**Written task**: State how many lines contain "rochestertheatermanagement", and write nothing except that count.

**Rows**:
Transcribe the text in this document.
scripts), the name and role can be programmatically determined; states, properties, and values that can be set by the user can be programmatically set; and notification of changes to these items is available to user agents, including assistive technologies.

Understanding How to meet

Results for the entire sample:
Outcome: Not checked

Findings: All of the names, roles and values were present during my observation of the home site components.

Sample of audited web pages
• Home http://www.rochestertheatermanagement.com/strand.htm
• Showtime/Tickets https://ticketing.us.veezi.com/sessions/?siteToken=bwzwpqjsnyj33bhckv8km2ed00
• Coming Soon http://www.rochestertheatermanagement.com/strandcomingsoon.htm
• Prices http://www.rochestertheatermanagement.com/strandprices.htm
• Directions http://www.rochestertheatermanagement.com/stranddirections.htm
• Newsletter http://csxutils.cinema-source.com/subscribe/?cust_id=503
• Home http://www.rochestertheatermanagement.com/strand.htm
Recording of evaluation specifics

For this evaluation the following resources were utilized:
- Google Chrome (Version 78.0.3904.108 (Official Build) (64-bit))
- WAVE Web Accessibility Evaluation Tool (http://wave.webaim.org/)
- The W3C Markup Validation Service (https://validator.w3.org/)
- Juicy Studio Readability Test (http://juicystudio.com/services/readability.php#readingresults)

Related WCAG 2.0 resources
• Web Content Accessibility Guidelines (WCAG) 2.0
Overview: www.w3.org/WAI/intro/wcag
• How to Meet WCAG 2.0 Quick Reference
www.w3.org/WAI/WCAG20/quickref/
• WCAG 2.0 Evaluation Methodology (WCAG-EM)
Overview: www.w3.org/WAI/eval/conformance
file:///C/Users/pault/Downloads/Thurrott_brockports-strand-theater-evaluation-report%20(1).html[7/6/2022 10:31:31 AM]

**Solution**: 5